Job:
Select the lines that hold the word "uses" and copy each one.

Dataset records:
————

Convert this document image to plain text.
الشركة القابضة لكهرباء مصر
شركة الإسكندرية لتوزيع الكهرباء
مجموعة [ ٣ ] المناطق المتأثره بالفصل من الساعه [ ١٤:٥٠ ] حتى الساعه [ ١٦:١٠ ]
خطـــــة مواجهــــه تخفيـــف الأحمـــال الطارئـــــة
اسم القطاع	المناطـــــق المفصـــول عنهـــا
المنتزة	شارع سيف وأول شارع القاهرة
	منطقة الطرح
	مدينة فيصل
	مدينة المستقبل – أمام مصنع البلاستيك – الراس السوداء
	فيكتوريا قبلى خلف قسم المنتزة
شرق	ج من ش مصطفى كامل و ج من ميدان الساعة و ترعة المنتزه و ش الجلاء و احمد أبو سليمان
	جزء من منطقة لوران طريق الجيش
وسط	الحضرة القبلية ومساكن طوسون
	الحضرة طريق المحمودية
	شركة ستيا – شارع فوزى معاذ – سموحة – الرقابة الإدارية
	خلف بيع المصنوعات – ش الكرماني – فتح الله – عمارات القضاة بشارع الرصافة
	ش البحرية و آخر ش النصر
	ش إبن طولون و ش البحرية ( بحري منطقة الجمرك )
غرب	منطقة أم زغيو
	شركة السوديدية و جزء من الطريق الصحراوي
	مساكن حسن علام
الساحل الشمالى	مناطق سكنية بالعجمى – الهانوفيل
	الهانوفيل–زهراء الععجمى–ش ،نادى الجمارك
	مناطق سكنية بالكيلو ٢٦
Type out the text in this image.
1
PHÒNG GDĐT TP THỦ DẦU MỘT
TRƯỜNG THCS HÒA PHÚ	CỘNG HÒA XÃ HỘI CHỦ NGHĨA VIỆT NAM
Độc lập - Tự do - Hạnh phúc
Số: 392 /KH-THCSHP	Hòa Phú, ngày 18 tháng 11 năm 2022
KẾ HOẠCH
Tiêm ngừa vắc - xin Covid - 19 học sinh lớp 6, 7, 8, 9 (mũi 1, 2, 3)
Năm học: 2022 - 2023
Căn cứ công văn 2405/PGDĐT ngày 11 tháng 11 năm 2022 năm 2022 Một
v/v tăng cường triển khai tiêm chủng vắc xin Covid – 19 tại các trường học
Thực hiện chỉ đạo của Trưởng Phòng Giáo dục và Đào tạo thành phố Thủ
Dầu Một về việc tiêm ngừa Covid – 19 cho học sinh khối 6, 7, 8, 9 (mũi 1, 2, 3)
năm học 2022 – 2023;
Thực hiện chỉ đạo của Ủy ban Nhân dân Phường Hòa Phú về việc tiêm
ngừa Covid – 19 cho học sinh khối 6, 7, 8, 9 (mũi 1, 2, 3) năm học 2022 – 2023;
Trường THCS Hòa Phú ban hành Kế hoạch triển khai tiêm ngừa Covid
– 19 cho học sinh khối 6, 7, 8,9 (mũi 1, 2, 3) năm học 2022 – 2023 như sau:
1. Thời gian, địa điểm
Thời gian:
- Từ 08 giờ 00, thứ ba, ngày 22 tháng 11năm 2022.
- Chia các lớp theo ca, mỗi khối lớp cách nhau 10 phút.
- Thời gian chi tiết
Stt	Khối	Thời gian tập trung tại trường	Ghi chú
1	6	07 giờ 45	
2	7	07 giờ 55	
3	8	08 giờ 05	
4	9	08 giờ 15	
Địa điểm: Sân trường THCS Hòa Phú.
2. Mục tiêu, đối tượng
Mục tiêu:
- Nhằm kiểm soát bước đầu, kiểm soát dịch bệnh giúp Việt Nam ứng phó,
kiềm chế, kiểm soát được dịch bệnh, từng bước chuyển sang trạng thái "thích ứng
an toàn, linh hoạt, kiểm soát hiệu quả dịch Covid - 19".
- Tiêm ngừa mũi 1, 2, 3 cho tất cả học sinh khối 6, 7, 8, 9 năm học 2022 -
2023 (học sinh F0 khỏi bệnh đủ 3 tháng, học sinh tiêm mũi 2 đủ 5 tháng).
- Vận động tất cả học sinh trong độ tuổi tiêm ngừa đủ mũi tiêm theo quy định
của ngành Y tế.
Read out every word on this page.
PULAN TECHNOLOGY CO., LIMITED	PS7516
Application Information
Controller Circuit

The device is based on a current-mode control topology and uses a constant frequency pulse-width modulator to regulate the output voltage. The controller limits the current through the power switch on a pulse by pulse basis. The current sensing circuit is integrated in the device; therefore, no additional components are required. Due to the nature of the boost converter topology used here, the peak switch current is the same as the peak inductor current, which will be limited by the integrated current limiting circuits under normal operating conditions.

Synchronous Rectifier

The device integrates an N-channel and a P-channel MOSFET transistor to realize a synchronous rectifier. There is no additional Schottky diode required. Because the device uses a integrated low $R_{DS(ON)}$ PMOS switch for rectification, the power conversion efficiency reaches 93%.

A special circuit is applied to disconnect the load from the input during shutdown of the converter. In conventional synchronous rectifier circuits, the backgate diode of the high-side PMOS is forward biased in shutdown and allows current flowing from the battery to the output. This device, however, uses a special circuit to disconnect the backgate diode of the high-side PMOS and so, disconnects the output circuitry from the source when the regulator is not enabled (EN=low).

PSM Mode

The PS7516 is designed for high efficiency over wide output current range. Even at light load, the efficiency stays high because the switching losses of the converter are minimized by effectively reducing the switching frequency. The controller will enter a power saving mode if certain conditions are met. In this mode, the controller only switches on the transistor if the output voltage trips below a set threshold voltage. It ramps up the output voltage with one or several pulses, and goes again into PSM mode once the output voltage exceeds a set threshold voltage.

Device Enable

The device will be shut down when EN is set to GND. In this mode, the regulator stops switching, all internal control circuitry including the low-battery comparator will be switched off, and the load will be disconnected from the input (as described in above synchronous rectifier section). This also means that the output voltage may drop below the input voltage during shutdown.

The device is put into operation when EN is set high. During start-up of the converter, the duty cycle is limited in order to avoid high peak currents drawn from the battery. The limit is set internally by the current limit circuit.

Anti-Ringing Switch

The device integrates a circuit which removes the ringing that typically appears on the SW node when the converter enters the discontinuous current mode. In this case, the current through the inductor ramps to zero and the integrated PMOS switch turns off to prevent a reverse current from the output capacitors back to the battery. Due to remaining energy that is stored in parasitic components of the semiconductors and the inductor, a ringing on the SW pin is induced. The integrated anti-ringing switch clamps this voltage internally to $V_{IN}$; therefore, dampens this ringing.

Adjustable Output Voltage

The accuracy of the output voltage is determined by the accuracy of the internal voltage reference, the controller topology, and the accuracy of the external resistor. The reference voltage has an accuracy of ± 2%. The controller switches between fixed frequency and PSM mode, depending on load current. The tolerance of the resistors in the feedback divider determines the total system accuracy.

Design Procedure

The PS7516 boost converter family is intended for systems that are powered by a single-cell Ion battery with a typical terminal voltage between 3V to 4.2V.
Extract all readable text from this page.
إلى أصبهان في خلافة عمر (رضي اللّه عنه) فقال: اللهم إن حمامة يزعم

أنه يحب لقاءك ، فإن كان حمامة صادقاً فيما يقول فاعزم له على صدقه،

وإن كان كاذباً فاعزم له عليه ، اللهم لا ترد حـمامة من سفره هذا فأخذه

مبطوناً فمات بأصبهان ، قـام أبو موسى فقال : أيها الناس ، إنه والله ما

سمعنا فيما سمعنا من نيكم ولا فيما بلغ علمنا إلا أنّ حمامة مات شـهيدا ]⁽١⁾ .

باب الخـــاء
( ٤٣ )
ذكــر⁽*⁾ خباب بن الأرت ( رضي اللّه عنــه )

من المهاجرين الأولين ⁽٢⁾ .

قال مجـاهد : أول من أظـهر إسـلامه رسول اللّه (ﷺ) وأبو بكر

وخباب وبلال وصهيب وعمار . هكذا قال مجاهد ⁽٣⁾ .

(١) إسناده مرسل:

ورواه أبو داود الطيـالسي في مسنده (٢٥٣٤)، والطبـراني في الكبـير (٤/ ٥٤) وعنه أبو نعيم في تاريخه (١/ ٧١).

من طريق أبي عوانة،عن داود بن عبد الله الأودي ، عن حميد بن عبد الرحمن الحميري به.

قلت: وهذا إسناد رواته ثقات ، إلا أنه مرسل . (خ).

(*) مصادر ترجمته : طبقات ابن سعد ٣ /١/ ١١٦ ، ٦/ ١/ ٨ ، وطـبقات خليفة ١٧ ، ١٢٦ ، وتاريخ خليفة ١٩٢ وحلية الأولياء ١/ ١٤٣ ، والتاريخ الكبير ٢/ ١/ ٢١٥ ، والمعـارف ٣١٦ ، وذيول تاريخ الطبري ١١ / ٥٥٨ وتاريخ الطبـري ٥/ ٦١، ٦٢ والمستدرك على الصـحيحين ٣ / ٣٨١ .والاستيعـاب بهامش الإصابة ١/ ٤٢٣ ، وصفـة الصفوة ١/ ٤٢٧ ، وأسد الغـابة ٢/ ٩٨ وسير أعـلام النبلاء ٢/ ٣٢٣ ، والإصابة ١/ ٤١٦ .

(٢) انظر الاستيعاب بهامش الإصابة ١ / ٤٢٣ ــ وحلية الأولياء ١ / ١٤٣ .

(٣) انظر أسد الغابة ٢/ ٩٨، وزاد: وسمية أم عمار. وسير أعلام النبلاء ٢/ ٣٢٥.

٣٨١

————

Exercise answer:
The device is based on a current-mode control topology and uses a constant frequency pulse-width modulator to regulate the output voltage. The controller limits the current through the power switch on a pulse by pulse basis. The current sensing circuit is integrated in the device; therefore, no additional components are required. Due to the nature of the boost converter topology used here, the peak switch current is the same as the peak inductor current, which will be limited by the integrated current limiting circuits under normal operating conditions.
The device integrates an N-channel and a P-channel MOSFET transistor to realize a synchronous rectifier. There is no additional Schottky diode required. Because the device uses a integrated low $R_{DS(ON)}$ PMOS switch for rectification, the power conversion efficiency reaches 93%.
A special circuit is applied to disconnect the load from the input during shutdown of the converter. In conventional synchronous rectifier circuits, the backgate diode of the high-side PMOS is forward biased in shutdown and allows current flowing from the battery to the output. This device, however, uses a special circuit to disconnect the backgate diode of the high-side PMOS and so, disconnects the output circuitry from the source when the regulator is not enabled (EN=low).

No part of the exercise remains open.